**PROBLEM TO WORK ON**.
Each line of the material must be repeated precisely, with the pictures left out.

**LISTING**.
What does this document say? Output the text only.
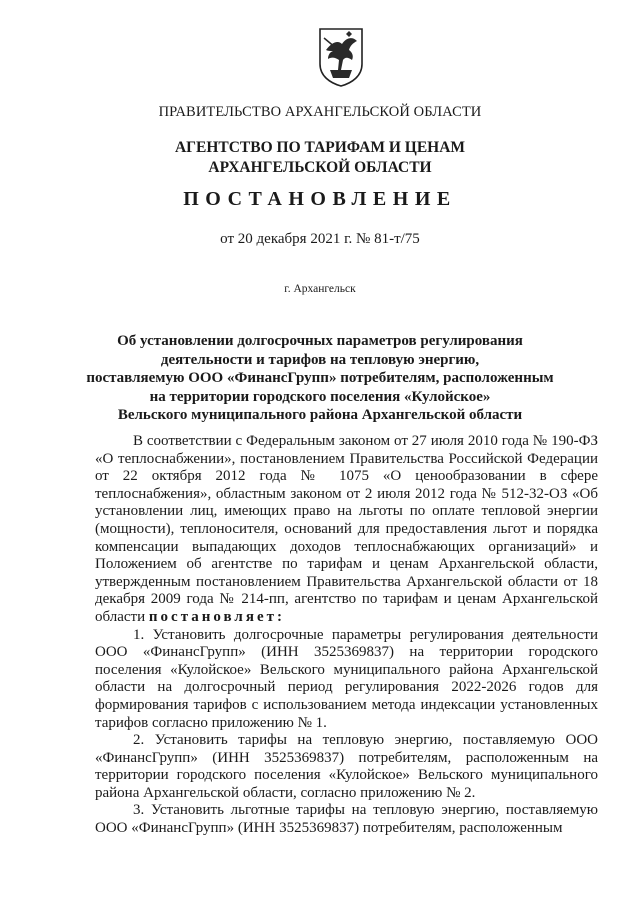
ПРАВИТЕЛЬСТВО АРХАНГЕЛЬСКОЙ ОБЛАСТИ
АГЕНТСТВО ПО ТАРИФАМ И ЦЕНАМ
АРХАНГЕЛЬСКОЙ ОБЛАСТИ
ПОСТАНОВЛЕНИЕ
от 20 декабря 2021 г. № 81-т/75
г. Архангельск
Об установлении долгосрочных параметров регулирования
деятельности и тарифов на тепловую энергию,
поставляемую ООО «ФинансГрупп» потребителям, расположенным
на территории городского поселения «Кулойское»
Вельского муниципального района Архангельской области

В соответствии с Федеральным законом от 27 июля 2010 года № 190-ФЗ «О теплоснабжении», постановлением Правительства Российской Федерации от 22 октября 2012 года № 1075 «О ценообразовании в сфере теплоснабжения», областным законом от 2 июля 2012 года № 512-32-ОЗ «Об установлении лиц, имеющих право на льготы по оплате тепловой энергии (мощности), теплоносителя, оснований для предоставления льгот и порядка компенсации выпадающих доходов теплоснабжающих организаций» и Положением об агентстве по тарифам и ценам Архангельской области, утвержденным постановлением Правительства Архангельской области от 18 декабря 2009 года № 214-пп, агентство по тарифам и ценам Архангельской области постановляет:

1. Установить долгосрочные параметры регулирования деятельности ООО «ФинансГрупп» (ИНН 3525369837) на территории городского поселения «Кулойское» Вельского муниципального района Архангельской области на долгосрочный период регулирования 2022-2026 годов для формирования тарифов с использованием метода индексации установленных тарифов согласно приложению № 1.

2. Установить тарифы на тепловую энергию, поставляемую ООО «ФинансГрупп» (ИНН 3525369837) потребителям, расположенным на территории городского поселения «Кулойское» Вельского муниципального района Архангельской области, согласно приложению № 2.

3. Установить льготные тарифы на тепловую энергию, поставляемую ООО «ФинансГрупп» (ИНН 3525369837) потребителям, расположенным
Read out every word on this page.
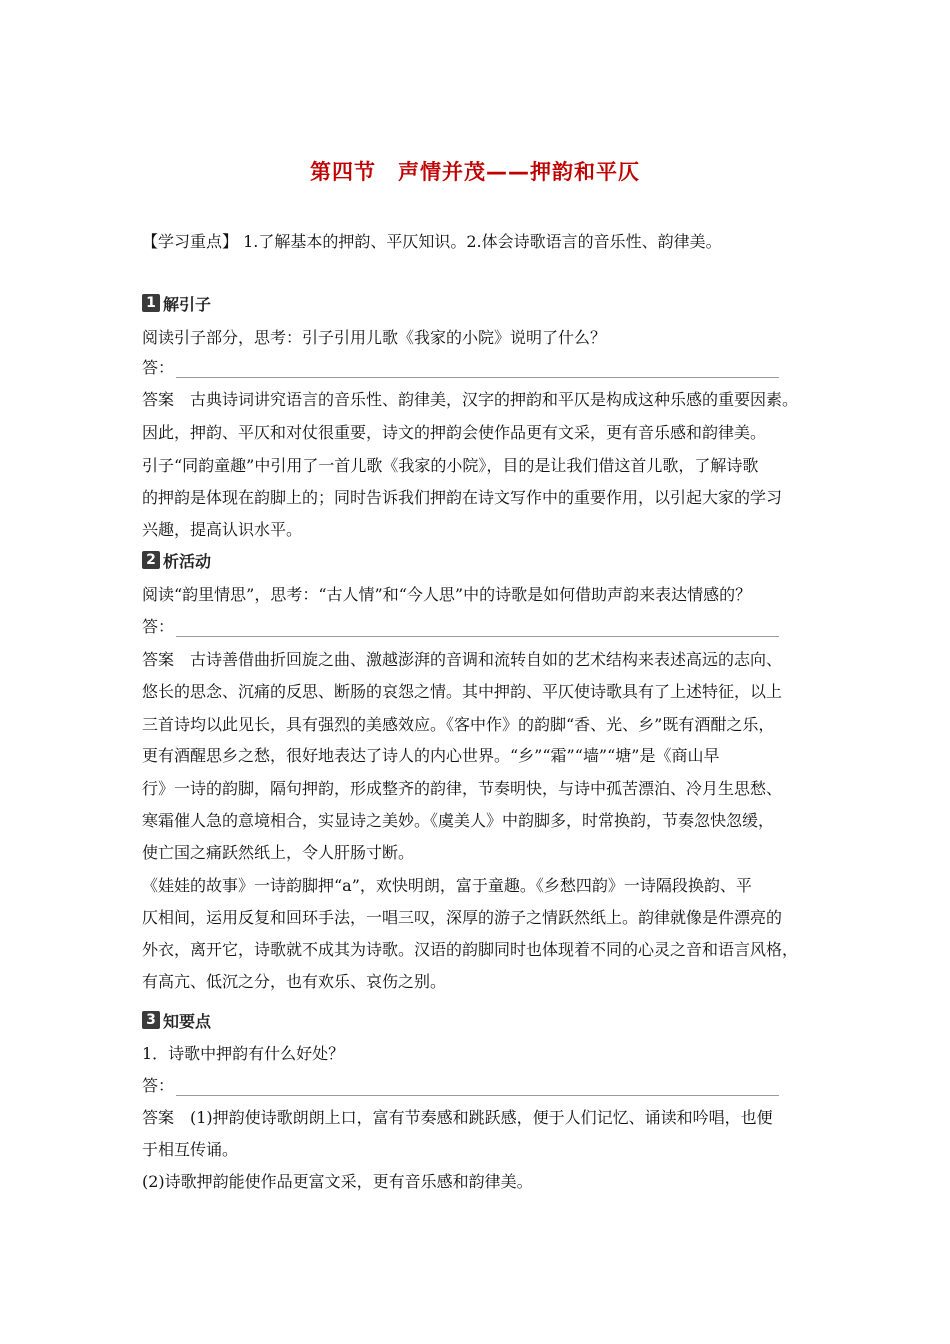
第四节　声情并茂——押韵和平仄
【学习重点】 1.了解基本的押韵、平仄知识。2.体会诗歌语言的音乐性、韵律美。
1 解引子
阅读引子部分，思考：引子引用儿歌《我家的小院》说明了什么？
答：
答案　古典诗词讲究语言的音乐性、韵律美，汉字的押韵和平仄是构成这种乐感的重要因素。
因此，押韵、平仄和对仗很重要，诗文的押韵会使作品更有文采，更有音乐感和韵律美。
引子“同韵童趣”中引用了一首儿歌《我家的小院》，目的是让我们借这首儿歌，了解诗歌
的押韵是体现在韵脚上的；同时告诉我们押韵在诗文写作中的重要作用，以引起大家的学习
兴趣，提高认识水平。
2 析活动
阅读“韵里情思”，思考：“古人情”和“今人思”中的诗歌是如何借助声韵来表达情感的？
答：
答案　古诗善借曲折回旋之曲、激越澎湃的音调和流转自如的艺术结构来表述高远的志向、
悠长的思念、沉痛的反思、断肠的哀怨之情。其中押韵、平仄使诗歌具有了上述特征，以上
三首诗均以此见长，具有强烈的美感效应。《客中作》的韵脚“香、光、乡”既有酒酣之乐，
更有酒醒思乡之愁，很好地表达了诗人的内心世界。“乡”“霜”“墙”“塘”是《商山早
行》一诗的韵脚，隔句押韵，形成整齐的韵律，节奏明快，与诗中孤苦漂泊、冷月生思愁、
寒霜催人急的意境相合，实显诗之美妙。《虞美人》中韵脚多，时常换韵，节奏忽快忽缓，
使亡国之痛跃然纸上，令人肝肠寸断。
《娃娃的故事》一诗韵脚押“a”，欢快明朗，富于童趣。《乡愁四韵》一诗隔段换韵、平
仄相间，运用反复和回环手法，一唱三叹，深厚的游子之情跃然纸上。韵律就像是件漂亮的
外衣，离开它，诗歌就不成其为诗歌。汉语的韵脚同时也体现着不同的心灵之音和语言风格，
有高亢、低沉之分，也有欢乐、哀伤之别。
3 知要点
1．诗歌中押韵有什么好处？
答：
答案　(1)押韵使诗歌朗朗上口，富有节奏感和跳跃感，便于人们记忆、诵读和吟唱，也便
于相互传诵。
(2)诗歌押韵能使作品更富文采，更有音乐感和韵律美。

**FINAL RESULT**.
What does this document say? Output the text only.
ПРАВИТЕЛЬСТВО АРХАНГЕЛЬСКОЙ ОБЛАСТИ
АГЕНТСТВО ПО ТАРИФАМ И ЦЕНАМ
АРХАНГЕЛЬСКОЙ ОБЛАСТИ
ПОСТАНОВЛЕНИЕ
от 20 декабря 2021 г. № 81-т/75
г. Архангельск
Об установлении долгосрочных параметров регулирования
деятельности и тарифов на тепловую энергию,
поставляемую ООО «ФинансГрупп» потребителям, расположенным
на территории городского поселения «Кулойское»
Вельского муниципального района Архангельской области

В соответствии с Федеральным законом от 27 июля 2010 года № 190-ФЗ «О теплоснабжении», постановлением Правительства Российской Федерации от 22 октября 2012 года № 1075 «О ценообразовании в сфере теплоснабжения», областным законом от 2 июля 2012 года № 512-32-ОЗ «Об установлении лиц, имеющих право на льготы по оплате тепловой энергии (мощности), теплоносителя, оснований для предоставления льгот и порядка компенсации выпадающих доходов теплоснабжающих организаций» и Положением об агентстве по тарифам и ценам Архангельской области, утвержденным постановлением Правительства Архангельской области от 18 декабря 2009 года № 214-пп, агентство по тарифам и ценам Архангельской области постановляет:

1. Установить долгосрочные параметры регулирования деятельности ООО «ФинансГрупп» (ИНН 3525369837) на территории городского поселения «Кулойское» Вельского муниципального района Архангельской области на долгосрочный период регулирования 2022-2026 годов для формирования тарифов с использованием метода индексации установленных тарифов согласно приложению № 1.

2. Установить тарифы на тепловую энергию, поставляемую ООО «ФинансГрупп» (ИНН 3525369837) потребителям, расположенным на территории городского поселения «Кулойское» Вельского муниципального района Архангельской области, согласно приложению № 2.

3. Установить льготные тарифы на тепловую энергию, поставляемую ООО «ФинансГрупп» (ИНН 3525369837) потребителям, расположенным
Read out every word on this page.
第四节　声情并茂——押韵和平仄
【学习重点】 1.了解基本的押韵、平仄知识。2.体会诗歌语言的音乐性、韵律美。
1 解引子
阅读引子部分，思考：引子引用儿歌《我家的小院》说明了什么？
答：
答案　古典诗词讲究语言的音乐性、韵律美，汉字的押韵和平仄是构成这种乐感的重要因素。
因此，押韵、平仄和对仗很重要，诗文的押韵会使作品更有文采，更有音乐感和韵律美。
引子“同韵童趣”中引用了一首儿歌《我家的小院》，目的是让我们借这首儿歌，了解诗歌
的押韵是体现在韵脚上的；同时告诉我们押韵在诗文写作中的重要作用，以引起大家的学习
兴趣，提高认识水平。
2 析活动
阅读“韵里情思”，思考：“古人情”和“今人思”中的诗歌是如何借助声韵来表达情感的？
答：
答案　古诗善借曲折回旋之曲、激越澎湃的音调和流转自如的艺术结构来表述高远的志向、
悠长的思念、沉痛的反思、断肠的哀怨之情。其中押韵、平仄使诗歌具有了上述特征，以上
三首诗均以此见长，具有强烈的美感效应。《客中作》的韵脚“香、光、乡”既有酒酣之乐，
更有酒醒思乡之愁，很好地表达了诗人的内心世界。“乡”“霜”“墙”“塘”是《商山早
行》一诗的韵脚，隔句押韵，形成整齐的韵律，节奏明快，与诗中孤苦漂泊、冷月生思愁、
寒霜催人急的意境相合，实显诗之美妙。《虞美人》中韵脚多，时常换韵，节奏忽快忽缓，
使亡国之痛跃然纸上，令人肝肠寸断。
《娃娃的故事》一诗韵脚押“a”，欢快明朗，富于童趣。《乡愁四韵》一诗隔段换韵、平
仄相间，运用反复和回环手法，一唱三叹，深厚的游子之情跃然纸上。韵律就像是件漂亮的
外衣，离开它，诗歌就不成其为诗歌。汉语的韵脚同时也体现着不同的心灵之音和语言风格，
有高亢、低沉之分，也有欢乐、哀伤之别。
3 知要点
1．诗歌中押韵有什么好处？
答：
答案　(1)押韵使诗歌朗朗上口，富有节奏感和跳跃感，便于人们记忆、诵读和吟唱，也便
于相互传诵。
(2)诗歌押韵能使作品更富文采，更有音乐感和韵律美。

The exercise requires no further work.